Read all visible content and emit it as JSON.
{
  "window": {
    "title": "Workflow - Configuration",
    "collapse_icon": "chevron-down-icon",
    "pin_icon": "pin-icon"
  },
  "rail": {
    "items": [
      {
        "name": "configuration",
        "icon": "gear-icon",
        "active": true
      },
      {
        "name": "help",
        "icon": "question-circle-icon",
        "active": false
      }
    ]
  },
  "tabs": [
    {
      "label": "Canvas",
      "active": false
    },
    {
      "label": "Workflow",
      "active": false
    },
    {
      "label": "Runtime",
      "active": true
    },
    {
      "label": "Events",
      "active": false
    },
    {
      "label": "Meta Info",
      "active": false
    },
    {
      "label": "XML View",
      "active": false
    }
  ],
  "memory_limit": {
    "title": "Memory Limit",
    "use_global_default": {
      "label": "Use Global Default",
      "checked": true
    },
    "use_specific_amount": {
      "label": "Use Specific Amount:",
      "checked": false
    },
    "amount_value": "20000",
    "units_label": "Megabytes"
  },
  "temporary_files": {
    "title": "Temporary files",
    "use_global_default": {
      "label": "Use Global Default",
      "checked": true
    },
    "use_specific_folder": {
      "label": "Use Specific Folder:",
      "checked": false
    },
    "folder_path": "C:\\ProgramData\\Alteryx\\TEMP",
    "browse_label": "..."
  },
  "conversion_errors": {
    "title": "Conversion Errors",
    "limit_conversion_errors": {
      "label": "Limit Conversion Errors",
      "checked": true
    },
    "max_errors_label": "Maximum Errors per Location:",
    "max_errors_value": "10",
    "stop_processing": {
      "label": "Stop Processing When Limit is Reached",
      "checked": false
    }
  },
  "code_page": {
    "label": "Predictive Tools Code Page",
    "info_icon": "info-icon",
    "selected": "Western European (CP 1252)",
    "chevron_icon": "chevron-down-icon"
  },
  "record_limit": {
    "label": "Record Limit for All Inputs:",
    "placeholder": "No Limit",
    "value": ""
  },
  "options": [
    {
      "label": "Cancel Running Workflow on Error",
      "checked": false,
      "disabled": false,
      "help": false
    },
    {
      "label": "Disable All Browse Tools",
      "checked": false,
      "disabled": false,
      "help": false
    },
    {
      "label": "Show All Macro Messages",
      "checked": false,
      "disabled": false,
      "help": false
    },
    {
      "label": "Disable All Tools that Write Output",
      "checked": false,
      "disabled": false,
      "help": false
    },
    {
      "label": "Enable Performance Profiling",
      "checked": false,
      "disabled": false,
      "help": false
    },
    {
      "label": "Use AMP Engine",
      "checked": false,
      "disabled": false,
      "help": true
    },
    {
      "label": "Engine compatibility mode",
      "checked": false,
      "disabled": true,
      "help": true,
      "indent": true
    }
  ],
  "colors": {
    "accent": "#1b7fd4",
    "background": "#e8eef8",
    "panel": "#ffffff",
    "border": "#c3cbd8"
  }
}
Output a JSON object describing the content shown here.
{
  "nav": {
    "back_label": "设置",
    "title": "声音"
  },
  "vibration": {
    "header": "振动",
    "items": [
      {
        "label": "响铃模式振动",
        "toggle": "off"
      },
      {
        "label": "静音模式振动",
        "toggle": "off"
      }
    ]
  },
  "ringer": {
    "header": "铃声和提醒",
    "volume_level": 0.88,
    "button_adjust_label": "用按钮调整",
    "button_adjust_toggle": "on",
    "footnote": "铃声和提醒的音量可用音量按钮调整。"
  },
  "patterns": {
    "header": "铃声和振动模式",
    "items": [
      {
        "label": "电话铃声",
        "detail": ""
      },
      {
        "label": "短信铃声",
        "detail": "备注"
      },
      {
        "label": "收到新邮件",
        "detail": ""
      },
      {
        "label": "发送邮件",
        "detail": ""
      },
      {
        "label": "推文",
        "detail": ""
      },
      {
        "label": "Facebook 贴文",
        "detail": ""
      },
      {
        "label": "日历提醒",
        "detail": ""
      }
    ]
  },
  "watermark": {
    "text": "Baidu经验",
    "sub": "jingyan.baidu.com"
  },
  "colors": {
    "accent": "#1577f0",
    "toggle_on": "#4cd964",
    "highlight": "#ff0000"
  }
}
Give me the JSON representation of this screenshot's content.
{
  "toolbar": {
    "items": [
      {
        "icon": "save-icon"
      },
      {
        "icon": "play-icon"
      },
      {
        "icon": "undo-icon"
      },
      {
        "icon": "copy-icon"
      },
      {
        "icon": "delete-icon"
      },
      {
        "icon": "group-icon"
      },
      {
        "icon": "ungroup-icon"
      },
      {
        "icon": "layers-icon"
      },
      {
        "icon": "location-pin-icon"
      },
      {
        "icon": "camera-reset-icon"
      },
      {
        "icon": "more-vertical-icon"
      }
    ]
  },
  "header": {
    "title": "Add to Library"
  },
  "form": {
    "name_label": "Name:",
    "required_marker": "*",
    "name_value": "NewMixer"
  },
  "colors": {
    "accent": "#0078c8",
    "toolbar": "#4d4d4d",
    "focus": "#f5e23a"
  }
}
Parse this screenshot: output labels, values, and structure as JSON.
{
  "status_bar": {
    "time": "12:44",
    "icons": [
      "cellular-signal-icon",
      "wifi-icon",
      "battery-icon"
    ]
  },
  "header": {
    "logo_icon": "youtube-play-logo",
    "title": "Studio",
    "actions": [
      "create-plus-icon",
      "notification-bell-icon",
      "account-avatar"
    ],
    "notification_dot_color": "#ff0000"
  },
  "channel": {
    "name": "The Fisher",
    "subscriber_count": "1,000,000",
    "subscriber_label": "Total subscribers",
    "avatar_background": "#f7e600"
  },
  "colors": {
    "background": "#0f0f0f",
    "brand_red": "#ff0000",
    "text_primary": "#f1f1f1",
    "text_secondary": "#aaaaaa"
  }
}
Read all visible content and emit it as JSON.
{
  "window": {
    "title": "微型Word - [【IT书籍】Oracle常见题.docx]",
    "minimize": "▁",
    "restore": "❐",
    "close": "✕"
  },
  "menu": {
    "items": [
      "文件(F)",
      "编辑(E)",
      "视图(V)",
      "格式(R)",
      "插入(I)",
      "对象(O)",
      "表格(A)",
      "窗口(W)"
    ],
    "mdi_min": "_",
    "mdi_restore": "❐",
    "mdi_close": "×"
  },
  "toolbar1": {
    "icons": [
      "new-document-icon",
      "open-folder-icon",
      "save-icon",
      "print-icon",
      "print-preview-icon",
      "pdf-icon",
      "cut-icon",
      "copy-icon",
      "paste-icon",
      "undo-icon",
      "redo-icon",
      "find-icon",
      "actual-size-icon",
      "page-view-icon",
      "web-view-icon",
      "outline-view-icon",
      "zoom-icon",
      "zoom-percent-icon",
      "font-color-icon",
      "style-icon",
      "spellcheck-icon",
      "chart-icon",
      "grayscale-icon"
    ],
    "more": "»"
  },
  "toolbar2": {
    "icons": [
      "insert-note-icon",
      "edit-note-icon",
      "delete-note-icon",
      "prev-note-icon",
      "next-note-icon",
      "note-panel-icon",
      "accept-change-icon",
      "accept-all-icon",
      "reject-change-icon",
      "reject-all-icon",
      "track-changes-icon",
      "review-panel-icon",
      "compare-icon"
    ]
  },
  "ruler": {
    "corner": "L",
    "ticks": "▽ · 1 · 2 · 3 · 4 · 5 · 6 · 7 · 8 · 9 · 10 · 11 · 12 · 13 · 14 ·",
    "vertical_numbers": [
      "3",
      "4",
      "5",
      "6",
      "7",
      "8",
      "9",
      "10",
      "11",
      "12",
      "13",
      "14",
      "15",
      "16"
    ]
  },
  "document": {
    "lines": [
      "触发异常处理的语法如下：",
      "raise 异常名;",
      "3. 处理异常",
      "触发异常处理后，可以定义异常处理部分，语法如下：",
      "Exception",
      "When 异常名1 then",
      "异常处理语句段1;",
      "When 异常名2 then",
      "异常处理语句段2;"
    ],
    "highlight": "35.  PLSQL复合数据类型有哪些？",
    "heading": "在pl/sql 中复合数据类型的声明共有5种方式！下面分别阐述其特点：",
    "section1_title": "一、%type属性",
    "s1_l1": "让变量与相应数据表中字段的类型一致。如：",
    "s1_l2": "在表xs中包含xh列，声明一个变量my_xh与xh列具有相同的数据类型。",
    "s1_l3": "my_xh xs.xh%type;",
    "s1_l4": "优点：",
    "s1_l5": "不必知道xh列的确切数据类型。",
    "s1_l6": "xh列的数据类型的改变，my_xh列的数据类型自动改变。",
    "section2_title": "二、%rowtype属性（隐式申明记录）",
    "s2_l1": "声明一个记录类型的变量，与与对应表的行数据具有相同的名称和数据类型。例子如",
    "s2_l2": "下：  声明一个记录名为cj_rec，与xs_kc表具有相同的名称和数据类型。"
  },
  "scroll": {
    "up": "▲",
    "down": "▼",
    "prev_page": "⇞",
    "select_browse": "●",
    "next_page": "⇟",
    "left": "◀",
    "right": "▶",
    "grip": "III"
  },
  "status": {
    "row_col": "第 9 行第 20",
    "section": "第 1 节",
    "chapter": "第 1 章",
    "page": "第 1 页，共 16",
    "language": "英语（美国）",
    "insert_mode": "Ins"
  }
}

TASK
Only the number is wanted: how many lines in the entries above contain the string "panel"?

COMPLETE RESPONSE
3